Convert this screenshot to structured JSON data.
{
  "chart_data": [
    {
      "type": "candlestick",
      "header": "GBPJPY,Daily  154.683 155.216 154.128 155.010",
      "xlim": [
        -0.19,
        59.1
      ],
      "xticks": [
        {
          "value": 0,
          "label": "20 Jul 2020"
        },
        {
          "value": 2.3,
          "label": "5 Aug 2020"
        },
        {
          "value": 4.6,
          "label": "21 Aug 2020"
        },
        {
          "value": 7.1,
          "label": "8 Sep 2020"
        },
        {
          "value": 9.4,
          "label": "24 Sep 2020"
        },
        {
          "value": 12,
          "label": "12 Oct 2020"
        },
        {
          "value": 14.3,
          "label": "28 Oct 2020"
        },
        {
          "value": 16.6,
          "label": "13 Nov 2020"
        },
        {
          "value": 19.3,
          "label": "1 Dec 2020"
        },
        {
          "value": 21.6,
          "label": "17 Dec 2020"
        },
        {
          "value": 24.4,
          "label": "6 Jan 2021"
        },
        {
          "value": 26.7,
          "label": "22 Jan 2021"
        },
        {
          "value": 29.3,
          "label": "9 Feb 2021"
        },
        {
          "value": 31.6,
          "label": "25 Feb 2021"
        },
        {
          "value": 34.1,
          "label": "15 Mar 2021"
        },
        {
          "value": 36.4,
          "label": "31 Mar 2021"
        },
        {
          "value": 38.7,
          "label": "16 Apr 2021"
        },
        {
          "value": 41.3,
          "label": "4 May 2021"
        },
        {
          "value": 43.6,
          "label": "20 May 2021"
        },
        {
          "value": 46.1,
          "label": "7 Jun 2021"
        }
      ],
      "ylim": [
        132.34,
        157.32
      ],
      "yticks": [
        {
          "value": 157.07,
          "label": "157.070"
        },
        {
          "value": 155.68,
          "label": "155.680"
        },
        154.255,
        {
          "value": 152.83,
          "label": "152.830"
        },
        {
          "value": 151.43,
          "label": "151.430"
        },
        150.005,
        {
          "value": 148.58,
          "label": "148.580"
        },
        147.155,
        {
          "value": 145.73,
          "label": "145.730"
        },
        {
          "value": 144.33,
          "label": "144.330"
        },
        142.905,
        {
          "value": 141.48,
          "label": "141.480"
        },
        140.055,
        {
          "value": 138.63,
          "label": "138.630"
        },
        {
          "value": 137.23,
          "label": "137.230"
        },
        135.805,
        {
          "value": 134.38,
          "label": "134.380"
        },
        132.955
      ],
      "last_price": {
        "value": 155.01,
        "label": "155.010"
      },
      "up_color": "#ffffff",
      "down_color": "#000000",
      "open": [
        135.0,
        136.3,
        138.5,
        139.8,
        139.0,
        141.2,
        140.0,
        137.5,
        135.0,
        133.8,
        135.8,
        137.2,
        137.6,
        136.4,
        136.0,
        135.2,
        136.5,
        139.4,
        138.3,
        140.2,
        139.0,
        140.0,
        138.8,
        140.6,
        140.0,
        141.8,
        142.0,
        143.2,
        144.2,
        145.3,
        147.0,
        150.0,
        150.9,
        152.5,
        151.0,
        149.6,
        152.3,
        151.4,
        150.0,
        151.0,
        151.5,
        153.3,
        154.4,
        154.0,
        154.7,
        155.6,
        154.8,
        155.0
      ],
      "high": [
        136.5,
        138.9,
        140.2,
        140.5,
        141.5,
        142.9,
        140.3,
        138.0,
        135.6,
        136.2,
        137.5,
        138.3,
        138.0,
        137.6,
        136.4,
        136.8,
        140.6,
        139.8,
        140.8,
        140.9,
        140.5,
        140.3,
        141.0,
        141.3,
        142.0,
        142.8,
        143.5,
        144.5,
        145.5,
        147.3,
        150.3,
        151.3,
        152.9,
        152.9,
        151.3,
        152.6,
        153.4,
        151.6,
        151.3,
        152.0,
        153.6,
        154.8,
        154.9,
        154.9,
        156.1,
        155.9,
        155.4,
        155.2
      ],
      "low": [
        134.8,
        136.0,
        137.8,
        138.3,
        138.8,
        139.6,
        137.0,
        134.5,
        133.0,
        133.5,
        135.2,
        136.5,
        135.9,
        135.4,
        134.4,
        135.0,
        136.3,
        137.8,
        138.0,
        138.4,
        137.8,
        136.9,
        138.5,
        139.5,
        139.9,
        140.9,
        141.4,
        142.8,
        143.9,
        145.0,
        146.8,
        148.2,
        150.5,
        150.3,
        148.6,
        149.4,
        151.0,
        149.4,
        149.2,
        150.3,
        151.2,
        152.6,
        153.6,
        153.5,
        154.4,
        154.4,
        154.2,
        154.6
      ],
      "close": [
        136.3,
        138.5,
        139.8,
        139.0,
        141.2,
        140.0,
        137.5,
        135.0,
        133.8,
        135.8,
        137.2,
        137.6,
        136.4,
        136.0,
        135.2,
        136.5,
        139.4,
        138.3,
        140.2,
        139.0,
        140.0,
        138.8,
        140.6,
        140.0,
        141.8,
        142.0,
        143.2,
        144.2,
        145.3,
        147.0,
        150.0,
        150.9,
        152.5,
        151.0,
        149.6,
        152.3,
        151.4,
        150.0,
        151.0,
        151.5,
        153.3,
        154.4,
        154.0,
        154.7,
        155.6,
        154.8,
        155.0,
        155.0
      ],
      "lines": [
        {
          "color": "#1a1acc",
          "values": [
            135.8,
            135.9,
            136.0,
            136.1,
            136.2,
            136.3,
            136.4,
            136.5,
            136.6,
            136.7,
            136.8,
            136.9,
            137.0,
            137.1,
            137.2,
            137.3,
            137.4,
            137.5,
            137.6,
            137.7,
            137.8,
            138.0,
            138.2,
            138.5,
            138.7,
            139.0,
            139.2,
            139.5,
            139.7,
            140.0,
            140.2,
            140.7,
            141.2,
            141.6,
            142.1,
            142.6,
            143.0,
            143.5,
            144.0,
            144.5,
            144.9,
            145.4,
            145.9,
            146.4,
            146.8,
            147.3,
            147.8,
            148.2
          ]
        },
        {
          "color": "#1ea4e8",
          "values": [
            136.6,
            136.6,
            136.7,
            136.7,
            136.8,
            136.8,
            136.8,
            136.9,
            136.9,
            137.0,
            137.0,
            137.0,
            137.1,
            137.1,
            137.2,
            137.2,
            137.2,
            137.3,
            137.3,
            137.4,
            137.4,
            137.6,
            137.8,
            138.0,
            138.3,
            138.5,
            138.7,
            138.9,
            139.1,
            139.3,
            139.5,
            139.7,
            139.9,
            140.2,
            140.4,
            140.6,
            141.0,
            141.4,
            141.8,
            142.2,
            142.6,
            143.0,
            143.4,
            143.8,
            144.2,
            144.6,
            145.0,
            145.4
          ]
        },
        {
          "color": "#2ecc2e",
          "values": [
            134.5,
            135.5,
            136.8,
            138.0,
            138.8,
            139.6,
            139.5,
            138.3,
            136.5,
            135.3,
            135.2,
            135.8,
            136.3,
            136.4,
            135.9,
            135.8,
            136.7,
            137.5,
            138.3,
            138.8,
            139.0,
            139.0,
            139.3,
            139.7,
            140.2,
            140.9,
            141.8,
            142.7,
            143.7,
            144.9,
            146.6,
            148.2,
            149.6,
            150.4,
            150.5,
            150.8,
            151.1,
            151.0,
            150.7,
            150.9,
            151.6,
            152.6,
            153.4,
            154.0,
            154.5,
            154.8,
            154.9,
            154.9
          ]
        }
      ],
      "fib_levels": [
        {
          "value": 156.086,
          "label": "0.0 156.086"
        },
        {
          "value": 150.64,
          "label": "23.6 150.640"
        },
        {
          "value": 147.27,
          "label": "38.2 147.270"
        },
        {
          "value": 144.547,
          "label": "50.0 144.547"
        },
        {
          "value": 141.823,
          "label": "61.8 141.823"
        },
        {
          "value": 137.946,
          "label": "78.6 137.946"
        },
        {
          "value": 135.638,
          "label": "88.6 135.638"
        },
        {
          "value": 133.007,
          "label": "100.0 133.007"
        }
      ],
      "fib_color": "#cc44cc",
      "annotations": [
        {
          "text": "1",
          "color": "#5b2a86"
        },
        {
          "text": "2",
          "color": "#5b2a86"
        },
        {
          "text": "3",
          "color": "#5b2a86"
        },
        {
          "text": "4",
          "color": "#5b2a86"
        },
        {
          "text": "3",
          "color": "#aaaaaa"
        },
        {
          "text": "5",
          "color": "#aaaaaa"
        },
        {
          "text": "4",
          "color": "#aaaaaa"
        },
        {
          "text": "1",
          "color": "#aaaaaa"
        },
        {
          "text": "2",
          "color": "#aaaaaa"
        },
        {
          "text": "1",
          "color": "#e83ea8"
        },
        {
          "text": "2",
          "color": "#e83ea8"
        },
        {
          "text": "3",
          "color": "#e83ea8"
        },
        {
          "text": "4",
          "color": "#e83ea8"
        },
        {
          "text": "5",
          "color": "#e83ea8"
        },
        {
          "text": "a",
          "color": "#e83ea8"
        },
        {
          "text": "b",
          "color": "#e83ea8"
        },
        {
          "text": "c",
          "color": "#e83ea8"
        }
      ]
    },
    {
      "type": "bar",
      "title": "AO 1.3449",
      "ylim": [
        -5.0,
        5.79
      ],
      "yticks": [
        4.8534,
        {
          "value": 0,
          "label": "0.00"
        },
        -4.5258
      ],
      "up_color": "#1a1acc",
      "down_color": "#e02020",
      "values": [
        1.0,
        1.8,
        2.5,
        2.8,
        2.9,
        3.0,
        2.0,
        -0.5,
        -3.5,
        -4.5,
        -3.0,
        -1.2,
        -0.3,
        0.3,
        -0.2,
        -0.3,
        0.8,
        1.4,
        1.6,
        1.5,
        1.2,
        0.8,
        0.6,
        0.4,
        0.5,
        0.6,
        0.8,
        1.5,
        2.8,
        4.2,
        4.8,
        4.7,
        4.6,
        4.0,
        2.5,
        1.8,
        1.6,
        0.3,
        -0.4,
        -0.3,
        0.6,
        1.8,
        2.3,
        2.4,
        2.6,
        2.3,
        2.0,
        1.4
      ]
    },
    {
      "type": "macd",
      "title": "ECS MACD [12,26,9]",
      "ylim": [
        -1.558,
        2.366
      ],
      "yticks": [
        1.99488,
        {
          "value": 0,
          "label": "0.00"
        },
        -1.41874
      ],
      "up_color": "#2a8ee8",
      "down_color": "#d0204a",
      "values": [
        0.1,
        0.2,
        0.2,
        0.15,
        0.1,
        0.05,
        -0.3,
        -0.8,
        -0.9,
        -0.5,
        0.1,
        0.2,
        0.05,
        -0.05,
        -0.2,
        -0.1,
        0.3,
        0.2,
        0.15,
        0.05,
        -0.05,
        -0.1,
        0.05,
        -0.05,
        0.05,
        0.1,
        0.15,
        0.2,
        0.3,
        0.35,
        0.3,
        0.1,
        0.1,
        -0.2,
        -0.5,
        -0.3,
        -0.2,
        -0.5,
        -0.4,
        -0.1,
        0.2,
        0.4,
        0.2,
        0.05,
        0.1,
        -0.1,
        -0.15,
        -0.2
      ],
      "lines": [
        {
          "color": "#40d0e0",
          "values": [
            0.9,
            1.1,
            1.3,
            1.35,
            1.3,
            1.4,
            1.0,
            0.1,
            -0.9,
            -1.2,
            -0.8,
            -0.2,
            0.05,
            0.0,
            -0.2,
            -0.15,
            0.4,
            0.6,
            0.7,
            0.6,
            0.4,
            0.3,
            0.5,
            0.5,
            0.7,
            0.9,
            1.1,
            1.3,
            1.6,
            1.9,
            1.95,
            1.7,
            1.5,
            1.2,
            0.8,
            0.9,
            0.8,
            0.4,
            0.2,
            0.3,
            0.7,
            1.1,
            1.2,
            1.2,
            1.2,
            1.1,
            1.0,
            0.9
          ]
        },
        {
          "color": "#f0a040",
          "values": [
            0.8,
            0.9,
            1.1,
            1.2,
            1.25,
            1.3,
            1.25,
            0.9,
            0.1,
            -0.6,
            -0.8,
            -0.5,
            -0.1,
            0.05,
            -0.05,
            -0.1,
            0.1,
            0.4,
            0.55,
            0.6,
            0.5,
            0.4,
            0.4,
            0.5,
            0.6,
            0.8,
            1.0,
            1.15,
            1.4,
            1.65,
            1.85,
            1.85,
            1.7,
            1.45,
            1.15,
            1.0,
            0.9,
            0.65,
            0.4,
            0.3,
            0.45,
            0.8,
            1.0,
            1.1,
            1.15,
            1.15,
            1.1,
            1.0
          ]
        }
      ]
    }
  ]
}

◆ ◆ ◆ ◆ ◆ ◆ ◆

→ Prompt: Identify every line above that includes the word "type", and show those lines.

→ Solved exercise:
      "type": "candlestick",
      "type": "bar",
      "type": "macd",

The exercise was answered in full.